Aim →
Show all lines from the data that include the word "type".

Entries supplied →
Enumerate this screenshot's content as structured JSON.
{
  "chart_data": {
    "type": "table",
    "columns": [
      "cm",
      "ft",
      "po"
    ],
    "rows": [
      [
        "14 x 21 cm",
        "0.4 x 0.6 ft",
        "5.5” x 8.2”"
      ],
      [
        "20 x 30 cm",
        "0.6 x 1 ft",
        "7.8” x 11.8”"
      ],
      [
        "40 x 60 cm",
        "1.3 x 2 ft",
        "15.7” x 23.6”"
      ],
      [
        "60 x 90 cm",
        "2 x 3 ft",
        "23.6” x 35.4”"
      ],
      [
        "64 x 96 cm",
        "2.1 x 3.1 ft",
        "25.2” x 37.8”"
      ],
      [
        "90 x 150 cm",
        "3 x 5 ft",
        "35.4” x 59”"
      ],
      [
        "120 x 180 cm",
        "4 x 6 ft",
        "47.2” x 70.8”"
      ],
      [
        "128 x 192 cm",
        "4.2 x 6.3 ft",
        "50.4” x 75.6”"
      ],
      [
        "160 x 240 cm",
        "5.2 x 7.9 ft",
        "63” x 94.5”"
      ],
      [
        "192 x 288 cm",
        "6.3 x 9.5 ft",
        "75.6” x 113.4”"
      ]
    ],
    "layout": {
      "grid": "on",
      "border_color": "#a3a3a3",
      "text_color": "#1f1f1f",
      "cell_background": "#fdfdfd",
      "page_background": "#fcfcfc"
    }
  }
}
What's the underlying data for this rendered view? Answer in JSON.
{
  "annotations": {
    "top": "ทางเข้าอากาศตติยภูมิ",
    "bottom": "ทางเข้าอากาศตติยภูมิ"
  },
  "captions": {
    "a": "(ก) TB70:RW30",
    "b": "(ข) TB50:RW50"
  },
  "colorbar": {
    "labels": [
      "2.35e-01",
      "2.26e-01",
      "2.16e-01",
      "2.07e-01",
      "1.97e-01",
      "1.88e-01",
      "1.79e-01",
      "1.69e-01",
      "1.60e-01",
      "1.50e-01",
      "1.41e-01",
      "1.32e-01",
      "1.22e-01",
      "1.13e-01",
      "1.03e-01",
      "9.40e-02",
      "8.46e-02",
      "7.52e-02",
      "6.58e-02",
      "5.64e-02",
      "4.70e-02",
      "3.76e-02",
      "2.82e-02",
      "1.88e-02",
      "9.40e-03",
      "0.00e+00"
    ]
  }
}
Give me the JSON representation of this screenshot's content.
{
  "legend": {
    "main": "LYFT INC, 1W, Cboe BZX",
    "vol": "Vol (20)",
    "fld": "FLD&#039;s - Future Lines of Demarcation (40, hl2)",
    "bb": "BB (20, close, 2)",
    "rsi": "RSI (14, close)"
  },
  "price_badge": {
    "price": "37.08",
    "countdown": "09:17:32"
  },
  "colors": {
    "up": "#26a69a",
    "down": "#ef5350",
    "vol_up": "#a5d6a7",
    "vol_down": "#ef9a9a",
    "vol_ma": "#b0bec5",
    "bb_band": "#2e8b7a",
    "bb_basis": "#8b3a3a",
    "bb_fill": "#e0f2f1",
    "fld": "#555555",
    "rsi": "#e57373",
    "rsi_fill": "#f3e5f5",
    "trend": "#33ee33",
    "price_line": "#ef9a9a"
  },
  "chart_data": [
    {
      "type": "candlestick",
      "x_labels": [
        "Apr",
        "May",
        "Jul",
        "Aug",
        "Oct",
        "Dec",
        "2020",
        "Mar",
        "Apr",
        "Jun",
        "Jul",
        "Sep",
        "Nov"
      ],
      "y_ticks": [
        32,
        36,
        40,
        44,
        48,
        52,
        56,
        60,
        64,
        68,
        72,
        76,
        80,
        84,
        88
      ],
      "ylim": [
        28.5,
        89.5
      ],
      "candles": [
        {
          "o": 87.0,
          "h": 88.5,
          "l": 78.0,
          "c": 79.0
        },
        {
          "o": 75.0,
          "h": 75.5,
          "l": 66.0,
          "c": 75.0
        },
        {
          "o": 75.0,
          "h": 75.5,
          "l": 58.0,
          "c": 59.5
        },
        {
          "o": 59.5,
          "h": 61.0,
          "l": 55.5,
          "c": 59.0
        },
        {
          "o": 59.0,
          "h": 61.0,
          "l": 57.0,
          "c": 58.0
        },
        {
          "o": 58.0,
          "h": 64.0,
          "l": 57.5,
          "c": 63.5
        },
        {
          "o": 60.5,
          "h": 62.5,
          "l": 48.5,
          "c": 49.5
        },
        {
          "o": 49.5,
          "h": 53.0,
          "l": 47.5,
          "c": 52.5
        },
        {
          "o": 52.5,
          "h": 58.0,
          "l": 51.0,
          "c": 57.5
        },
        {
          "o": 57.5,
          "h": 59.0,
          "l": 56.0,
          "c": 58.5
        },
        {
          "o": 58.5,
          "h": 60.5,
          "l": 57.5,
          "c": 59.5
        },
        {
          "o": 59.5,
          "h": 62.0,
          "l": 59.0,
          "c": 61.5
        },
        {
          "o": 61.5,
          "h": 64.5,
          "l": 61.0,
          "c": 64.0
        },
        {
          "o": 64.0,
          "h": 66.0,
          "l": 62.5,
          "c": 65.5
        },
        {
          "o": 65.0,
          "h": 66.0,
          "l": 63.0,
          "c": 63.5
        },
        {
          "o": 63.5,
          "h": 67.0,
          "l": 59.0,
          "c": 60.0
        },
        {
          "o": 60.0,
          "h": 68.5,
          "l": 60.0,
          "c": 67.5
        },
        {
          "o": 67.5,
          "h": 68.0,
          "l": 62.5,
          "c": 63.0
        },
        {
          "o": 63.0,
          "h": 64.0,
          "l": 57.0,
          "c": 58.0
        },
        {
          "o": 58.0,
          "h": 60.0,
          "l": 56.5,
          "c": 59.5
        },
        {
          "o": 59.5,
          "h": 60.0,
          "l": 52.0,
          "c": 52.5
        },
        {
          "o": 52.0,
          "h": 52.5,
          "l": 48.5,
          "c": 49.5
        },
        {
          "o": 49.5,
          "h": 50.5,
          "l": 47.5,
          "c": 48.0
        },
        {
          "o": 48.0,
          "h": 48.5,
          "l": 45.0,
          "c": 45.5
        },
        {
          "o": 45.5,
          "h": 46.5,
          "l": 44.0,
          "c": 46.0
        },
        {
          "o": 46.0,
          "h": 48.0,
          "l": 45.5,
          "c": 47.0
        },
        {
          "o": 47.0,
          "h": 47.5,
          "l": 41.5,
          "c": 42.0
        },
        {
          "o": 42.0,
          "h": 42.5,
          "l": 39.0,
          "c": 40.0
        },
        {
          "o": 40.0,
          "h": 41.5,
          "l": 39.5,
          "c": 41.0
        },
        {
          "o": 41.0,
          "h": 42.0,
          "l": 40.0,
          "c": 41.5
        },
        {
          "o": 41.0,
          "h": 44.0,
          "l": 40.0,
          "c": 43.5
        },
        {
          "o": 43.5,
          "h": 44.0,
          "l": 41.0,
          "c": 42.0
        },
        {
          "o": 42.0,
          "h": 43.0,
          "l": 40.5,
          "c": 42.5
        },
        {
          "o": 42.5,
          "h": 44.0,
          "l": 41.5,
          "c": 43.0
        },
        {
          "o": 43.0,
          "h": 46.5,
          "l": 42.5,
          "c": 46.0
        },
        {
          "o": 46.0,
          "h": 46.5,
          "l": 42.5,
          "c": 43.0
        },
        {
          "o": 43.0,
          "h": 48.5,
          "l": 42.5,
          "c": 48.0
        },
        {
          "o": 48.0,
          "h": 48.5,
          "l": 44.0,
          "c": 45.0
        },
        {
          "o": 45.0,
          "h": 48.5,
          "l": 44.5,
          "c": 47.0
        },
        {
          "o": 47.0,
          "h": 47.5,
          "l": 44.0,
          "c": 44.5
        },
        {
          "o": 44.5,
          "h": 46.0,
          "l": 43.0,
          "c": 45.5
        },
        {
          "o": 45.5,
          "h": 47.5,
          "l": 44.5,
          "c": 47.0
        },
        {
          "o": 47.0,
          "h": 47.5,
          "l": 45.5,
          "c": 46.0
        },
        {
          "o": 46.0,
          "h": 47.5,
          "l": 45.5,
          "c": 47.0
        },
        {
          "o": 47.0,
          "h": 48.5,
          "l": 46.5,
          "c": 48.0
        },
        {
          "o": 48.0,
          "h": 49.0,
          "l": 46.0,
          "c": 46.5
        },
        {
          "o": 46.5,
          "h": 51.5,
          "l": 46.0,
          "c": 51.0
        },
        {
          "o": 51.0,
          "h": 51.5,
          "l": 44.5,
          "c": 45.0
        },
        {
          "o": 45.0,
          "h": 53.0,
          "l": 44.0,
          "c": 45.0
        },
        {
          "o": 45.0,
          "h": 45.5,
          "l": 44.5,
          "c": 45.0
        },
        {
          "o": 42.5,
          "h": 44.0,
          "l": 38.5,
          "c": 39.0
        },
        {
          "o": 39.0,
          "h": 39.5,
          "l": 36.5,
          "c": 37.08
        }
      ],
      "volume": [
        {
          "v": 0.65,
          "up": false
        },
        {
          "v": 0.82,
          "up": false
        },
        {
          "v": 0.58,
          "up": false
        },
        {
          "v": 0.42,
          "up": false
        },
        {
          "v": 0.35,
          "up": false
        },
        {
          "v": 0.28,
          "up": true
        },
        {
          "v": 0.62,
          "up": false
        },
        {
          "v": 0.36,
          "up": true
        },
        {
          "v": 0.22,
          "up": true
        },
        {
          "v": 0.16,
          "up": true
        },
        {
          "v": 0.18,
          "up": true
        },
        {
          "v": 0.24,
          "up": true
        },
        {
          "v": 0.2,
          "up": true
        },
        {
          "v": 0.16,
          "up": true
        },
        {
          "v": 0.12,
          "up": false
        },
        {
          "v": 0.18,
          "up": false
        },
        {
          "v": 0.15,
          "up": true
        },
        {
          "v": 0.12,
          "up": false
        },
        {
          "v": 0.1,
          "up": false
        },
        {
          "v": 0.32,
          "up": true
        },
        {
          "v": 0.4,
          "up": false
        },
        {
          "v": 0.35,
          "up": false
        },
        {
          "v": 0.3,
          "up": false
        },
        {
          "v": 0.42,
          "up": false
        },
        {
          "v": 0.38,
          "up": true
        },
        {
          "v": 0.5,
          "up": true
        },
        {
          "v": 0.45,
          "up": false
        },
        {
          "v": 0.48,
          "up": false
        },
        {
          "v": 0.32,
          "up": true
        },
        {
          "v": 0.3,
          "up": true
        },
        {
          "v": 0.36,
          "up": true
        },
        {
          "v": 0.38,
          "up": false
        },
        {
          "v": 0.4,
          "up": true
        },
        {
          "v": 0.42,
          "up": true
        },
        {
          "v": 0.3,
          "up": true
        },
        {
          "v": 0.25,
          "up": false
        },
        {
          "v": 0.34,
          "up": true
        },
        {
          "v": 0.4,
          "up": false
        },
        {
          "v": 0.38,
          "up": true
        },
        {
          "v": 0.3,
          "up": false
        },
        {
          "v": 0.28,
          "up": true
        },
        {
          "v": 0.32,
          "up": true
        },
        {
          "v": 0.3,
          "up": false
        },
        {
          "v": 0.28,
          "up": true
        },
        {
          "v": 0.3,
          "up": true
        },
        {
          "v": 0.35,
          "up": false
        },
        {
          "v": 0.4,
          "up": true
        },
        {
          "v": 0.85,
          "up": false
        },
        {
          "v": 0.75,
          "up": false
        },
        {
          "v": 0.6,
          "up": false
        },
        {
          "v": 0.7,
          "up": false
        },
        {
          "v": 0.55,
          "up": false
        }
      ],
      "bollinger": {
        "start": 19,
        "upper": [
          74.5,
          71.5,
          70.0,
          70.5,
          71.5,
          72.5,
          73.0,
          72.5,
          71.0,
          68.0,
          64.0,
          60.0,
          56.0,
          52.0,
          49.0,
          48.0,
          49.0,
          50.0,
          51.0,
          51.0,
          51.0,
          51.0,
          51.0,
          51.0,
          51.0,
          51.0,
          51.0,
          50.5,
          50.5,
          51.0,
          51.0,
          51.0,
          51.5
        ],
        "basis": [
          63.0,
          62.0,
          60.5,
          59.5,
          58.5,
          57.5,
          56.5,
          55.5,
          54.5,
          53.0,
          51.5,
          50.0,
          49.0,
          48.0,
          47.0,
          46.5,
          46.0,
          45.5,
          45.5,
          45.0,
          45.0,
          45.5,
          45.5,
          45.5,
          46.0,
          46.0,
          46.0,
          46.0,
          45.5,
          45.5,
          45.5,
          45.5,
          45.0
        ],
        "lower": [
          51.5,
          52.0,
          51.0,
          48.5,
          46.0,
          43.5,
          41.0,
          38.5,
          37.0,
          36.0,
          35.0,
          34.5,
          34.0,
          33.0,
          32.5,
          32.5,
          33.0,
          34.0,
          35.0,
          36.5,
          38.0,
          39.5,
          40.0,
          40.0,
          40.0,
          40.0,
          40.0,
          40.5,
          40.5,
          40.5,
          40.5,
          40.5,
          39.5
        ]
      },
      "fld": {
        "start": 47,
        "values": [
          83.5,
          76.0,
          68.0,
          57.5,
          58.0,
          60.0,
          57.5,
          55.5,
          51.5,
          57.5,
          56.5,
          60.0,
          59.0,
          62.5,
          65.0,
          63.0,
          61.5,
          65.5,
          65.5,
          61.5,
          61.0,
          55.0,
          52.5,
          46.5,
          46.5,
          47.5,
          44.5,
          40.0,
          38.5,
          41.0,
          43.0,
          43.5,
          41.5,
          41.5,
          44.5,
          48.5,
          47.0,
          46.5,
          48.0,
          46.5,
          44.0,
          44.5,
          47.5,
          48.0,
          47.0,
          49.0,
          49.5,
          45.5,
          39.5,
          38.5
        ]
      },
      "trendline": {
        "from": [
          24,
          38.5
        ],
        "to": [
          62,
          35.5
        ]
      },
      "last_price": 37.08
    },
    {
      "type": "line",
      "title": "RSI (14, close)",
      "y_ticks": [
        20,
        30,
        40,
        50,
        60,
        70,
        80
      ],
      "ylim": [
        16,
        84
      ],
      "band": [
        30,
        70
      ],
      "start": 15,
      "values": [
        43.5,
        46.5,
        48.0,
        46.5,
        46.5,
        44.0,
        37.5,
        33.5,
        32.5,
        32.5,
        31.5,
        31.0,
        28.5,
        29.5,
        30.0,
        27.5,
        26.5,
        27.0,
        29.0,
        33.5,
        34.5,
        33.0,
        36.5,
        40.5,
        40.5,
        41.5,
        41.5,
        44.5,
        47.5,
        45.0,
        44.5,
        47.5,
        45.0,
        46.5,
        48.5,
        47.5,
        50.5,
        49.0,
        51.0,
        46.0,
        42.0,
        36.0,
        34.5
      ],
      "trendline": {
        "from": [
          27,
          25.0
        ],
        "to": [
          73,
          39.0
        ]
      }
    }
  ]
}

Result →
    "type": "table",
      "type": "candlestick",
      "type": "line",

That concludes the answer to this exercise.